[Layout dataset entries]

-------

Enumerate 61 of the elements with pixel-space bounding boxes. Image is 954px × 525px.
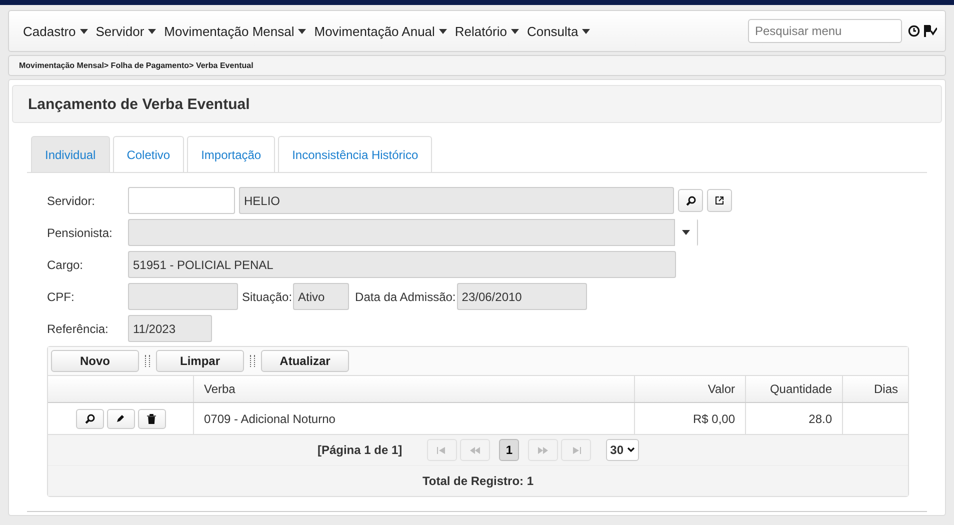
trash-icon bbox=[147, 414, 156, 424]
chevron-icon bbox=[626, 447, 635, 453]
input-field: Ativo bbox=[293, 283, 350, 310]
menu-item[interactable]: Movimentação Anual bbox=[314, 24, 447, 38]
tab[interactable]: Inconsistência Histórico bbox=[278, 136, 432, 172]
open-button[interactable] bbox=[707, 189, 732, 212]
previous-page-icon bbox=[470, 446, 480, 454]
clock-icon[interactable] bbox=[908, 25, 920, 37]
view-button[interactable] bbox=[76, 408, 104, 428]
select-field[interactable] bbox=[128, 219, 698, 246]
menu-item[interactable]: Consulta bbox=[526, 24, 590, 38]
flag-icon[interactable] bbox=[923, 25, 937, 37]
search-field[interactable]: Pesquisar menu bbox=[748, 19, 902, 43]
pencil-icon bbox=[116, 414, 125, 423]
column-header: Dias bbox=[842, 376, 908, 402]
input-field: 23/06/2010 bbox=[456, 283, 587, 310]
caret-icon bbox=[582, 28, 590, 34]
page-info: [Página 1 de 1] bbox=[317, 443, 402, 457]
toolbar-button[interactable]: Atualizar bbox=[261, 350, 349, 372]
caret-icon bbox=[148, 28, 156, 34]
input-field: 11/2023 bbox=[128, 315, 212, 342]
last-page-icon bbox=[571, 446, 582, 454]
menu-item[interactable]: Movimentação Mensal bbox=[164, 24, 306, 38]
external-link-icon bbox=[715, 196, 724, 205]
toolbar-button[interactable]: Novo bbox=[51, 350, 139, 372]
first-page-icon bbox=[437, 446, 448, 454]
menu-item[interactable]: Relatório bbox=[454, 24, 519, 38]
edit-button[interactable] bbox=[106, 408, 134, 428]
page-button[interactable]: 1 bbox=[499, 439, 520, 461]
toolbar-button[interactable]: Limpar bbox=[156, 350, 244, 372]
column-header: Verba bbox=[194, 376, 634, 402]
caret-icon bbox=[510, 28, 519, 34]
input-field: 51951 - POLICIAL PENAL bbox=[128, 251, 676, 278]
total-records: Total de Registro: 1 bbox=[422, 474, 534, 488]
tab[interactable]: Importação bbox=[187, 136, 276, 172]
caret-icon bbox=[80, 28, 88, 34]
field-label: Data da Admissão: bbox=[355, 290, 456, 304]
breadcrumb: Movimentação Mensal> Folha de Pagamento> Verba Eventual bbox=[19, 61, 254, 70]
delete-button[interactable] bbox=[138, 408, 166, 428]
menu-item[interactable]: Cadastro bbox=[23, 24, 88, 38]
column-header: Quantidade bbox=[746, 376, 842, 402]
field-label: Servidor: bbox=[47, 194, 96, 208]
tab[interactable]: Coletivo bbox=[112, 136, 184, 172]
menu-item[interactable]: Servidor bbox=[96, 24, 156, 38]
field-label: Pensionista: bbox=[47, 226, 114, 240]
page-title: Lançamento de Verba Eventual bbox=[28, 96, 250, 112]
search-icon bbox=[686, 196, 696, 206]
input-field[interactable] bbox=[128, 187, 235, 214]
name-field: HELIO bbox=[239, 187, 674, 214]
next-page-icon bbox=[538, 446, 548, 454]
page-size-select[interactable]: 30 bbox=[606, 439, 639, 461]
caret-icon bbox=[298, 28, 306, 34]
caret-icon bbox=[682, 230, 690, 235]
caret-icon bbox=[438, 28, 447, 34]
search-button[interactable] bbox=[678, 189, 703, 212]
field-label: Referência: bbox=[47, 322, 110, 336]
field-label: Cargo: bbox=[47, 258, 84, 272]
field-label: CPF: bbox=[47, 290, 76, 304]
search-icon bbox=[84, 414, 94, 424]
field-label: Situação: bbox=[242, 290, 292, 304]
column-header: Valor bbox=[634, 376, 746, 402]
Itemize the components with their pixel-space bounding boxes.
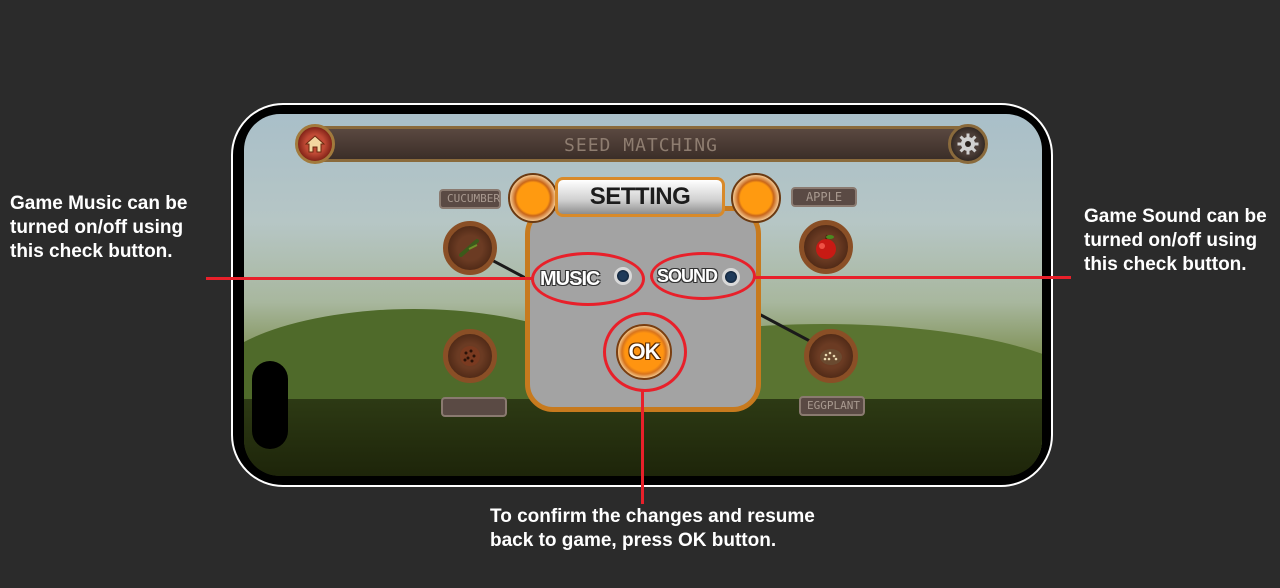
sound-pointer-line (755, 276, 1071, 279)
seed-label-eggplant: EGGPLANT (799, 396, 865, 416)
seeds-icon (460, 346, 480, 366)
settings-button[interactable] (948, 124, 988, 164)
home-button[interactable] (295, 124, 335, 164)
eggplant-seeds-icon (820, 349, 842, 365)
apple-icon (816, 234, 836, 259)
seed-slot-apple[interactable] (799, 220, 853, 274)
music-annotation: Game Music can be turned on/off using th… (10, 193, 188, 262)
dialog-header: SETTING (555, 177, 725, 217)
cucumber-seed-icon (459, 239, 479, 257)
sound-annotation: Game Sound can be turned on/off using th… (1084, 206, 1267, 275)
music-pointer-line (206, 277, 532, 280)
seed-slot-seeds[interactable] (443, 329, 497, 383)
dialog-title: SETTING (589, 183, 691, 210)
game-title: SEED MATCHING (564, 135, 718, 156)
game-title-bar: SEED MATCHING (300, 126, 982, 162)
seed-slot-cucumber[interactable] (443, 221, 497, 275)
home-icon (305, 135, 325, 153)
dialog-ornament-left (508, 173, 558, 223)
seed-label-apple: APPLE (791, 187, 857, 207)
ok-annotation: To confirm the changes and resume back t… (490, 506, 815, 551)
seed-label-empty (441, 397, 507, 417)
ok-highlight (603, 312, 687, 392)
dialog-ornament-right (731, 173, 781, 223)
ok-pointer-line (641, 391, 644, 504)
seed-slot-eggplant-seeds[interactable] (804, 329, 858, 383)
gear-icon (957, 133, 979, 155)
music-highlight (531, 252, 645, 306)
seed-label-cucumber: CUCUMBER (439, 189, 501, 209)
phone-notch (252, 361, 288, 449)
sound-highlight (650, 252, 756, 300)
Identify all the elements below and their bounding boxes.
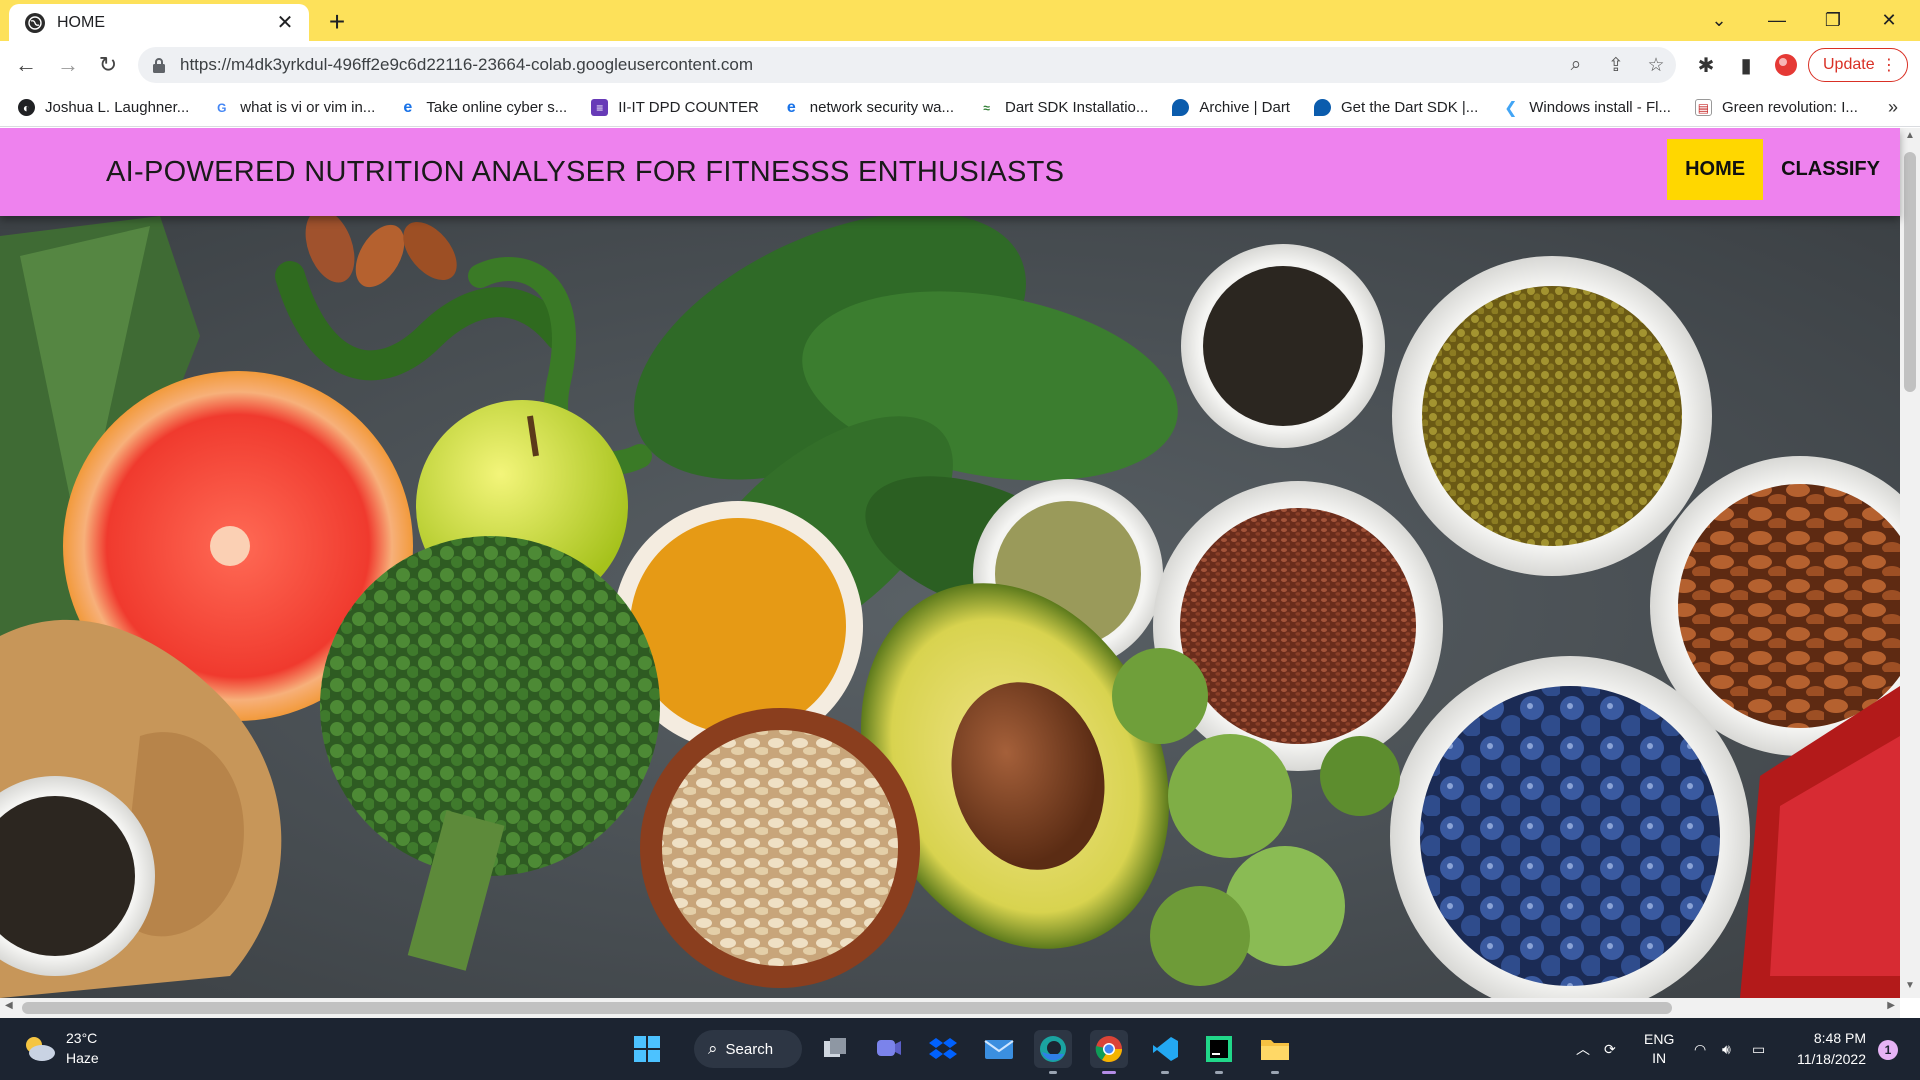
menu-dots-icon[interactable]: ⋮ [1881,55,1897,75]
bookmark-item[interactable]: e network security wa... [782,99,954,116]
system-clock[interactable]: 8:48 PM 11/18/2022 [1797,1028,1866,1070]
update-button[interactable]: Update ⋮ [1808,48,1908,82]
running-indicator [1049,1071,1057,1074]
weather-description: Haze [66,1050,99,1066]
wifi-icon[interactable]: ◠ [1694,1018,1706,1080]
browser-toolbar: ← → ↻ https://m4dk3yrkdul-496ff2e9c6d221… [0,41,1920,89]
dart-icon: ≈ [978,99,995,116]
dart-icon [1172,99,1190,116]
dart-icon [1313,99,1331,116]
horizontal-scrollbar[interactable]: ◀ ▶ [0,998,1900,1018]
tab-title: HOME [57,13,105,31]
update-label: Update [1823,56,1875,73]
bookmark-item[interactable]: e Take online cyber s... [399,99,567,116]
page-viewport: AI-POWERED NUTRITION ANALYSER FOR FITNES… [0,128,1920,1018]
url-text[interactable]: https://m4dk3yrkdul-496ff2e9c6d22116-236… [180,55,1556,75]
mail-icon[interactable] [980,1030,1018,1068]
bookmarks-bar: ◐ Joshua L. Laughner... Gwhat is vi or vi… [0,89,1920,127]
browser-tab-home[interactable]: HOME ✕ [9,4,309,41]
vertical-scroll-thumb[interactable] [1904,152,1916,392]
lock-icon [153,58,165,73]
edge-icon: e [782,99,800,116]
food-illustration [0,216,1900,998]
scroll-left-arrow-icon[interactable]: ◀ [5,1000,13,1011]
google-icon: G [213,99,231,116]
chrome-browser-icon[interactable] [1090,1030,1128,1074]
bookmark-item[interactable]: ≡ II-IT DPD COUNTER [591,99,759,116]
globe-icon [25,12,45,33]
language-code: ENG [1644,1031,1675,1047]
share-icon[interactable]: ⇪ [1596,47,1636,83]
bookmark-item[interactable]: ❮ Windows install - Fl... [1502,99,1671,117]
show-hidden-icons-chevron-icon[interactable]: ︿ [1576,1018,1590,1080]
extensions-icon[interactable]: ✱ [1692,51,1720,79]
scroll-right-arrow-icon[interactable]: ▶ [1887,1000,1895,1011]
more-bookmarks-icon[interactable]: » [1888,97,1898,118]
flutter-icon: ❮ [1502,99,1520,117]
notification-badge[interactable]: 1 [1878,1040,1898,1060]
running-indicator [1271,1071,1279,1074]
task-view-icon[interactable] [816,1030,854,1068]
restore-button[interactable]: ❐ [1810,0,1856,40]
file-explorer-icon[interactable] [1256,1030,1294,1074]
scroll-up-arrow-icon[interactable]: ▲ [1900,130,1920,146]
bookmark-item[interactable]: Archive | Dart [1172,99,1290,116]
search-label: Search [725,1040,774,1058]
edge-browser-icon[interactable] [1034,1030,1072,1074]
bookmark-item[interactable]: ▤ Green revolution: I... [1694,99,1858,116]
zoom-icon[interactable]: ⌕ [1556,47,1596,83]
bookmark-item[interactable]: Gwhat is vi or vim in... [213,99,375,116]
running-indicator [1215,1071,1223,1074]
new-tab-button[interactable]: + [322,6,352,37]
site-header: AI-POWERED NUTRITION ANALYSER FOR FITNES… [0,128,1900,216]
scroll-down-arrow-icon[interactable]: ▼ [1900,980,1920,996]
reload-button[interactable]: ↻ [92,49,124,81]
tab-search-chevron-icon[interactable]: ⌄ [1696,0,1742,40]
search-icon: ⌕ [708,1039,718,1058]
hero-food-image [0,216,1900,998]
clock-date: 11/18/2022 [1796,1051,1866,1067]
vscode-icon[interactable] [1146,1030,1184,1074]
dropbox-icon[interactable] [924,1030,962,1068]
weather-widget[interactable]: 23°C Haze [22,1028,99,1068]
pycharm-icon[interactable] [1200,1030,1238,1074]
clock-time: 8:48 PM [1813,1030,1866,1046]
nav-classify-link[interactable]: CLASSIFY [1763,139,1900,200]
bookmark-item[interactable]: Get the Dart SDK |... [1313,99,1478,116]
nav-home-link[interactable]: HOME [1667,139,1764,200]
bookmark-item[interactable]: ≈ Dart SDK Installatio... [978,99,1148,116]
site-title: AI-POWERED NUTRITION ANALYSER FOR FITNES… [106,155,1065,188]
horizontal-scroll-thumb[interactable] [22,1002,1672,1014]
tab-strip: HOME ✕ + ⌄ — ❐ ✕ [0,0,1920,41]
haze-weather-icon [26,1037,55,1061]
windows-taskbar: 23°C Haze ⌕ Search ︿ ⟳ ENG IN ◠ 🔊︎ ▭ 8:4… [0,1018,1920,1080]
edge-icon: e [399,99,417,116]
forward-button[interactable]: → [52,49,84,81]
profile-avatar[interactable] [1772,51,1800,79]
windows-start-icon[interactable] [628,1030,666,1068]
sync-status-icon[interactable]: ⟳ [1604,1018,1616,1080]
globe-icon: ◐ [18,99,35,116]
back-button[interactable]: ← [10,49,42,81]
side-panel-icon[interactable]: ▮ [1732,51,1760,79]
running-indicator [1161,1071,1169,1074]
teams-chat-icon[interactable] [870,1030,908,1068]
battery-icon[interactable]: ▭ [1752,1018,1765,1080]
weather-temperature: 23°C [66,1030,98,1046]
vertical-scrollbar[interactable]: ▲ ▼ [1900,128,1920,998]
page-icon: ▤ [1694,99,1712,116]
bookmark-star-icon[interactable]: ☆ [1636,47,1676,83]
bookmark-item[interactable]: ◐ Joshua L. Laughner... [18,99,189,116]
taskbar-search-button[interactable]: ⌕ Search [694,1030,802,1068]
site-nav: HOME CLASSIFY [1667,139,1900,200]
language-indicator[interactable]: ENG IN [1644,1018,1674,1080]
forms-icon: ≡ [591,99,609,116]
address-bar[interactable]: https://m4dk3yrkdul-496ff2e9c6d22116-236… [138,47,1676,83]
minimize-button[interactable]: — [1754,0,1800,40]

-------

Edit the stretch of data from the line containing "trash-icon bbox=[147, 414, 156, 424]" through the line containing "external-link-icon bbox=[715, 196, 724, 205]" by replacing "input-field" with "text-field", leaving everything else unchanged, and give back only those lines.

trash-icon bbox=[147, 414, 156, 424]
chevron-icon bbox=[626, 447, 635, 453]
text-field: Ativo bbox=[293, 283, 350, 310]
menu-item[interactable]: Movimentação Anual bbox=[314, 24, 447, 38]
tab[interactable]: Inconsistência Histórico bbox=[278, 136, 432, 172]
open-button[interactable] bbox=[707, 189, 732, 212]
previous-page-icon bbox=[470, 446, 480, 454]
clock-icon[interactable] bbox=[908, 25, 920, 37]
view-button[interactable] bbox=[76, 408, 104, 428]
select-field[interactable] bbox=[128, 219, 698, 246]
menu-item[interactable]: Consulta bbox=[526, 24, 590, 38]
flag-icon[interactable] bbox=[923, 25, 937, 37]
search-field[interactable]: Pesquisar menu bbox=[748, 19, 902, 43]
pencil-icon bbox=[116, 414, 125, 423]
column-header: Dias bbox=[842, 376, 908, 402]
text-field: 23/06/2010 bbox=[456, 283, 587, 310]
caret-icon bbox=[582, 28, 590, 34]
page-info: [Página 1 de 1] bbox=[317, 443, 402, 457]
toolbar-button[interactable]: Atualizar bbox=[261, 350, 349, 372]
caret-icon bbox=[148, 28, 156, 34]
text-field: 11/2023 bbox=[128, 315, 212, 342]
last-page-icon bbox=[571, 446, 582, 454]
menu-item[interactable]: Movimentação Mensal bbox=[164, 24, 306, 38]
external-link-icon bbox=[715, 196, 724, 205]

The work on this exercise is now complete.